Given problem:
Give back the full material, exactly as it reads.

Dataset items
┏━━

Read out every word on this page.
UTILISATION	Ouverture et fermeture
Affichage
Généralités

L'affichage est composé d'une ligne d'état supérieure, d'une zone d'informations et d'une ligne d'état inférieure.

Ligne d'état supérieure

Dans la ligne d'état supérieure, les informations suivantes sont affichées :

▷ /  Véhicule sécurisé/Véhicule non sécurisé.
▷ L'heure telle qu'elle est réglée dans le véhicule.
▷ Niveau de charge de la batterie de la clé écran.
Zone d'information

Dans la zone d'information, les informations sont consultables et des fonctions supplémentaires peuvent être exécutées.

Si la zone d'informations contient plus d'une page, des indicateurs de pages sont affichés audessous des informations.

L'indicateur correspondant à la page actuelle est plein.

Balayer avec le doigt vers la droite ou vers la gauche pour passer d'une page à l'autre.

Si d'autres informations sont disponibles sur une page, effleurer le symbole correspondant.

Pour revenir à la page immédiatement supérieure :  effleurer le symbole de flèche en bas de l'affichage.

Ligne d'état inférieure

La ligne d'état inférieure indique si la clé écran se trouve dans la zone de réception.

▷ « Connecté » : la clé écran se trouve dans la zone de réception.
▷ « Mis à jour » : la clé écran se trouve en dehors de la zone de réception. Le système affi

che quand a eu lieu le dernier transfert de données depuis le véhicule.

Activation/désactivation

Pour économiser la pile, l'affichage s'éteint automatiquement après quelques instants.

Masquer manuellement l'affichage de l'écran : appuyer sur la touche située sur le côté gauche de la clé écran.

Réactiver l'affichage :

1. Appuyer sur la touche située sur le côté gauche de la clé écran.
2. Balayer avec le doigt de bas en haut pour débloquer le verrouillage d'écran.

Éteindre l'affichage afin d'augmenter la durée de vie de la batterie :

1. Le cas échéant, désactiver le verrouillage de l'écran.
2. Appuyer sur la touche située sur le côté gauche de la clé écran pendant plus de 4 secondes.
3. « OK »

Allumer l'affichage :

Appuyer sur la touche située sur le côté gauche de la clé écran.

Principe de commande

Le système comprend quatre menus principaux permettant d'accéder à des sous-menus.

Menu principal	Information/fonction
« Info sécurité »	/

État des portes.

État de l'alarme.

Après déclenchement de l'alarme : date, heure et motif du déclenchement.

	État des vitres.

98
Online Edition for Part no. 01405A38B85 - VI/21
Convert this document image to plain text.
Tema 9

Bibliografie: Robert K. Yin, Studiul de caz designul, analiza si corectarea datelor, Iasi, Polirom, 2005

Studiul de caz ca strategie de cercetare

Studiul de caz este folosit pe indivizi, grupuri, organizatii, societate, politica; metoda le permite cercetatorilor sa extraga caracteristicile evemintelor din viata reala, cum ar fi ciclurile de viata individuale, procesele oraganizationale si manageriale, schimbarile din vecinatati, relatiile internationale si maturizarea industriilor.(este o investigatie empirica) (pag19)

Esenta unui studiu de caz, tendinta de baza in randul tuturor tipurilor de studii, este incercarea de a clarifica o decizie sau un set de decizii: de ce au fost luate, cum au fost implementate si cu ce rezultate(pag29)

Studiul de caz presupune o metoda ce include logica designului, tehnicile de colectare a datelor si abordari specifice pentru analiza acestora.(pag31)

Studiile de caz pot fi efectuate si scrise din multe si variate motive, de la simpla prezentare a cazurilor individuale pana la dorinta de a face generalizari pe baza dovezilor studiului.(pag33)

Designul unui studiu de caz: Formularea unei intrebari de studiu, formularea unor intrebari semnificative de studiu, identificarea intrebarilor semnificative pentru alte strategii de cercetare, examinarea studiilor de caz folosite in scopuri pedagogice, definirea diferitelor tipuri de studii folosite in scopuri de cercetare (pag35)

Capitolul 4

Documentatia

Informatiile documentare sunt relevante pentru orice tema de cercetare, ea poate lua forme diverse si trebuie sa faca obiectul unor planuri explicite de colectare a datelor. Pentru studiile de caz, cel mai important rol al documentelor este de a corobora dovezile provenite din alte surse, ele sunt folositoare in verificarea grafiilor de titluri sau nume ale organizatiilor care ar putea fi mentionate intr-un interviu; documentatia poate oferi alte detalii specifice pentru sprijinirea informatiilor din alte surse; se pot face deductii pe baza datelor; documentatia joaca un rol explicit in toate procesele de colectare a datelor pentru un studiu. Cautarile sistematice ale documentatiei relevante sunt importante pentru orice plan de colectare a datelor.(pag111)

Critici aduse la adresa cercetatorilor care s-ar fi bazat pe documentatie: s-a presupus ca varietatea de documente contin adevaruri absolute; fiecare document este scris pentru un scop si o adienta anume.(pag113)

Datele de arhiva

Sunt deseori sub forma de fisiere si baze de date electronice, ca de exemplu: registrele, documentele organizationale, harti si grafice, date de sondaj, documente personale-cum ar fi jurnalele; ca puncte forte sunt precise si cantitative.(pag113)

┗━━

Result for this task:
Read out every word on this page.
UTILISATION	Ouverture et fermeture
Affichage
Généralités

L'affichage est composé d'une ligne d'état supérieure, d'une zone d'informations et d'une ligne d'état inférieure.

Ligne d'état supérieure

Dans la ligne d'état supérieure, les informations suivantes sont affichées :

▷ /  Véhicule sécurisé/Véhicule non sécurisé.
▷ L'heure telle qu'elle est réglée dans le véhicule.
▷ Niveau de charge de la batterie de la clé écran.
Zone d'information

Dans la zone d'information, les informations sont consultables et des fonctions supplémentaires peuvent être exécutées.

Si la zone d'informations contient plus d'une page, des indicateurs de pages sont affichés audessous des informations.

L'indicateur correspondant à la page actuelle est plein.

Balayer avec le doigt vers la droite ou vers la gauche pour passer d'une page à l'autre.

Si d'autres informations sont disponibles sur une page, effleurer le symbole correspondant.

Pour revenir à la page immédiatement supérieure :  effleurer le symbole de flèche en bas de l'affichage.

Ligne d'état inférieure

La ligne d'état inférieure indique si la clé écran se trouve dans la zone de réception.

▷ « Connecté » : la clé écran se trouve dans la zone de réception.
▷ « Mis à jour » : la clé écran se trouve en dehors de la zone de réception. Le système affi

che quand a eu lieu le dernier transfert de données depuis le véhicule.

Activation/désactivation

Pour économiser la pile, l'affichage s'éteint automatiquement après quelques instants.

Masquer manuellement l'affichage de l'écran : appuyer sur la touche située sur le côté gauche de la clé écran.

Réactiver l'affichage :

1. Appuyer sur la touche située sur le côté gauche de la clé écran.
2. Balayer avec le doigt de bas en haut pour débloquer le verrouillage d'écran.

Éteindre l'affichage afin d'augmenter la durée de vie de la batterie :

1. Le cas échéant, désactiver le verrouillage de l'écran.
2. Appuyer sur la touche située sur le côté gauche de la clé écran pendant plus de 4 secondes.
3. « OK »

Allumer l'affichage :

Appuyer sur la touche située sur le côté gauche de la clé écran.

Principe de commande

Le système comprend quatre menus principaux permettant d'accéder à des sous-menus.

Menu principal	Information/fonction
« Info sécurité »	/

État des portes.

État de l'alarme.

Après déclenchement de l'alarme : date, heure et motif du déclenchement.

	État des vitres.

98
Online Edition for Part no. 01405A38B85 - VI/21
Convert this document image to plain text.
Tema 9

Bibliografie: Robert K. Yin, Studiul de caz designul, analiza si corectarea datelor, Iasi, Polirom, 2005

Studiul de caz ca strategie de cercetare

Studiul de caz este folosit pe indivizi, grupuri, organizatii, societate, politica; metoda le permite cercetatorilor sa extraga caracteristicile evemintelor din viata reala, cum ar fi ciclurile de viata individuale, procesele oraganizationale si manageriale, schimbarile din vecinatati, relatiile internationale si maturizarea industriilor.(este o investigatie empirica) (pag19)

Esenta unui studiu de caz, tendinta de baza in randul tuturor tipurilor de studii, este incercarea de a clarifica o decizie sau un set de decizii: de ce au fost luate, cum au fost implementate si cu ce rezultate(pag29)

Studiul de caz presupune o metoda ce include logica designului, tehnicile de colectare a datelor si abordari specifice pentru analiza acestora.(pag31)

Studiile de caz pot fi efectuate si scrise din multe si variate motive, de la simpla prezentare a cazurilor individuale pana la dorinta de a face generalizari pe baza dovezilor studiului.(pag33)

Designul unui studiu de caz: Formularea unei intrebari de studiu, formularea unor intrebari semnificative de studiu, identificarea intrebarilor semnificative pentru alte strategii de cercetare, examinarea studiilor de caz folosite in scopuri pedagogice, definirea diferitelor tipuri de studii folosite in scopuri de cercetare (pag35)

Capitolul 4

Documentatia

Informatiile documentare sunt relevante pentru orice tema de cercetare, ea poate lua forme diverse si trebuie sa faca obiectul unor planuri explicite de colectare a datelor. Pentru studiile de caz, cel mai important rol al documentelor este de a corobora dovezile provenite din alte surse, ele sunt folositoare in verificarea grafiilor de titluri sau nume ale organizatiilor care ar putea fi mentionate intr-un interviu; documentatia poate oferi alte detalii specifice pentru sprijinirea informatiilor din alte surse; se pot face deductii pe baza datelor; documentatia joaca un rol explicit in toate procesele de colectare a datelor pentru un studiu. Cautarile sistematice ale documentatiei relevante sunt importante pentru orice plan de colectare a datelor.(pag111)

Critici aduse la adresa cercetatorilor care s-ar fi bazat pe documentatie: s-a presupus ca varietatea de documente contin adevaruri absolute; fiecare document este scris pentru un scop si o adienta anume.(pag113)

Datele de arhiva

Sunt deseori sub forma de fisiere si baze de date electronice, ca de exemplu: registrele, documentele organizationale, harti si grafice, date de sondaj, documente personale-cum ar fi jurnalele; ca puncte forte sunt precise si cantitative.(pag113)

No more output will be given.